* What you need to do *
State how many lines in the entries below contain "determined". Write nothing but the number.
--- start ---
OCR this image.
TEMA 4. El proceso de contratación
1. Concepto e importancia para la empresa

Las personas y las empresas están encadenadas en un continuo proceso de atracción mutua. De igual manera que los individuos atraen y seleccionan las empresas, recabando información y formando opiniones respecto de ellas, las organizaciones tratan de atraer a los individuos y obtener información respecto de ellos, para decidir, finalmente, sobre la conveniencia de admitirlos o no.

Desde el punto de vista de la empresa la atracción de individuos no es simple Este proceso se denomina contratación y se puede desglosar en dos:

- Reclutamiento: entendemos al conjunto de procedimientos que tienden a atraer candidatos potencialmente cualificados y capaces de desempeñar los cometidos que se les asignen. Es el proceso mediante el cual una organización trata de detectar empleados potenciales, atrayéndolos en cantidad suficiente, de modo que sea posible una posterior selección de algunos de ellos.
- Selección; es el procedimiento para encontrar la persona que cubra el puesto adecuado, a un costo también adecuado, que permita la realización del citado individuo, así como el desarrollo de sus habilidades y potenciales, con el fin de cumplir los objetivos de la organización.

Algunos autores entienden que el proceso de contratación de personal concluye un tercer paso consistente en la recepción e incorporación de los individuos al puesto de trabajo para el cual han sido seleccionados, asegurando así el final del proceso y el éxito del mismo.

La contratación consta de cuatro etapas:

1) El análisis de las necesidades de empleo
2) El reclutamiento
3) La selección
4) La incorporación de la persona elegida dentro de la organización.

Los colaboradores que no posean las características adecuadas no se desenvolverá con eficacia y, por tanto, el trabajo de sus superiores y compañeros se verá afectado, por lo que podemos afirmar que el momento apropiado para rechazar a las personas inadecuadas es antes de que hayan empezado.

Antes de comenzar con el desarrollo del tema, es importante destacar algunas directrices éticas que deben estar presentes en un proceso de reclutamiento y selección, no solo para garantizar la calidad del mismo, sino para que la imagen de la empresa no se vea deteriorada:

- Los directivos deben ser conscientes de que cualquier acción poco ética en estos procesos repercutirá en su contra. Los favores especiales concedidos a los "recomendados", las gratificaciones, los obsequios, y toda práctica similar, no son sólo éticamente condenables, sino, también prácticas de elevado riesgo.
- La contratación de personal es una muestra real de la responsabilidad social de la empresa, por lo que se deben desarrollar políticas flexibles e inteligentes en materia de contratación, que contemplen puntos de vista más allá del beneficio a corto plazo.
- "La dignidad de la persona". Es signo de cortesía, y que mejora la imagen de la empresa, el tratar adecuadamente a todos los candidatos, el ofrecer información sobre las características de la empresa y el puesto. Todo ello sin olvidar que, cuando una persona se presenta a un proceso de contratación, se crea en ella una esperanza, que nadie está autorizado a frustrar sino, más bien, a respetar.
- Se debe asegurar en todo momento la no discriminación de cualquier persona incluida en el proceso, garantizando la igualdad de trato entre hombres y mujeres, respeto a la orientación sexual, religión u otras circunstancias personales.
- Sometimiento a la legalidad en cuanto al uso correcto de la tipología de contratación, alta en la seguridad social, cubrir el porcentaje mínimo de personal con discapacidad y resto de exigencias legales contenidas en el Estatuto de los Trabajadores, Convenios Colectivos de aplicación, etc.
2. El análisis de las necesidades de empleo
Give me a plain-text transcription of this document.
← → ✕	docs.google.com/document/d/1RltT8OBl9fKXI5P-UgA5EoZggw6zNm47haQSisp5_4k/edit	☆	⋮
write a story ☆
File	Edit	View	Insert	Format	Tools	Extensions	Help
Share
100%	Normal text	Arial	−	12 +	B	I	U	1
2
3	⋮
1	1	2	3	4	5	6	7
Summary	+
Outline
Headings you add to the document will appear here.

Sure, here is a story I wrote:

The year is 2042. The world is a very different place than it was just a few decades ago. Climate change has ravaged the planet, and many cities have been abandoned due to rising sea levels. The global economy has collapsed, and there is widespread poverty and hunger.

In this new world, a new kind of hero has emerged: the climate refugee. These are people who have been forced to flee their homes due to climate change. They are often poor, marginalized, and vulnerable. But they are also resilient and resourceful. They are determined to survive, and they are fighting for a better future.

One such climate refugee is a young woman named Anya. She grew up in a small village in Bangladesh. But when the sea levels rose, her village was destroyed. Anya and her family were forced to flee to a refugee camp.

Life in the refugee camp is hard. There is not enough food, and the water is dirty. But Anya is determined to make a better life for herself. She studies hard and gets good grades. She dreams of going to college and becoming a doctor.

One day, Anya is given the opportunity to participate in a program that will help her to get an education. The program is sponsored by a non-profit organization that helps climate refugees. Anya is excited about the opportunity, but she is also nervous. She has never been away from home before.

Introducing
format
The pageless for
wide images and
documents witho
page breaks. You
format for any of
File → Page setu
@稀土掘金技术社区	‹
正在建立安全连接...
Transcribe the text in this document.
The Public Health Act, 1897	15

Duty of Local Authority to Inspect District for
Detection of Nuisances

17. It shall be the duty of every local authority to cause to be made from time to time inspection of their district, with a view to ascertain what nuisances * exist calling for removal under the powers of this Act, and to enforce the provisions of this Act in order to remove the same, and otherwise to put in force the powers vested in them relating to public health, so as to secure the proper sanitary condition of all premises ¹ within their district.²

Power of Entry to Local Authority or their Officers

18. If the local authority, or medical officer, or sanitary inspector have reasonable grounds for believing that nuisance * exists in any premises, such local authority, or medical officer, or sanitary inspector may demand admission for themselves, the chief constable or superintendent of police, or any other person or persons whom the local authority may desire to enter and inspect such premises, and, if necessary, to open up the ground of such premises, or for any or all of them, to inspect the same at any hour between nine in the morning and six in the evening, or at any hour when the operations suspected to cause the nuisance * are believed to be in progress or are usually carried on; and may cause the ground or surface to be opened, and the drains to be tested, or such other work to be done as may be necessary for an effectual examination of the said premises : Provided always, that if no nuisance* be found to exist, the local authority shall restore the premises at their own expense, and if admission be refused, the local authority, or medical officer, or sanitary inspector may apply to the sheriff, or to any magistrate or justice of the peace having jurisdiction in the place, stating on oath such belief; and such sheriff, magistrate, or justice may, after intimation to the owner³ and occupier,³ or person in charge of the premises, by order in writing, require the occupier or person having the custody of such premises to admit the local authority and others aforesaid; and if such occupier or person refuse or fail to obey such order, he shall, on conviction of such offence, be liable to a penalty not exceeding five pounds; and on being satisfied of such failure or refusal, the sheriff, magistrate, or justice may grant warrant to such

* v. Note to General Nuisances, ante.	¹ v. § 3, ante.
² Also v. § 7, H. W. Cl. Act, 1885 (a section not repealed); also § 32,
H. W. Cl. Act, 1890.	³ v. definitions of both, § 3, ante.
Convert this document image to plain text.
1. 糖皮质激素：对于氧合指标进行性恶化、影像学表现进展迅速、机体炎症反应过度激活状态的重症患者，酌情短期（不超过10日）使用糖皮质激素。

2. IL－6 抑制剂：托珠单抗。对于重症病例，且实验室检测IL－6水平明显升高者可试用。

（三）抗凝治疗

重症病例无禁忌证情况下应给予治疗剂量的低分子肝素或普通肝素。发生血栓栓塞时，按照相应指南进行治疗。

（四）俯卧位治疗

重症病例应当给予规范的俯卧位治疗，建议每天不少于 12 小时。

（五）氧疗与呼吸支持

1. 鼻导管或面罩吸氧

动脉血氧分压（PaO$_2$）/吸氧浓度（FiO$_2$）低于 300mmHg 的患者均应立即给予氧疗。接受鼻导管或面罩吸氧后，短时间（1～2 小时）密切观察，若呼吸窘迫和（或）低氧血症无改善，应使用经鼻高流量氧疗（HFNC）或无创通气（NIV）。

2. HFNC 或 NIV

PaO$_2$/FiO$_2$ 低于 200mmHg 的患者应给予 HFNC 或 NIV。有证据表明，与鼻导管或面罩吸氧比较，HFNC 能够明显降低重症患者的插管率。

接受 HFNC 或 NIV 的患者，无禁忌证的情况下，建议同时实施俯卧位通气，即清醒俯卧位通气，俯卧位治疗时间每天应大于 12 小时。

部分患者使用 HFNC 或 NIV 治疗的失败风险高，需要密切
--- end ---
* Task solution *
2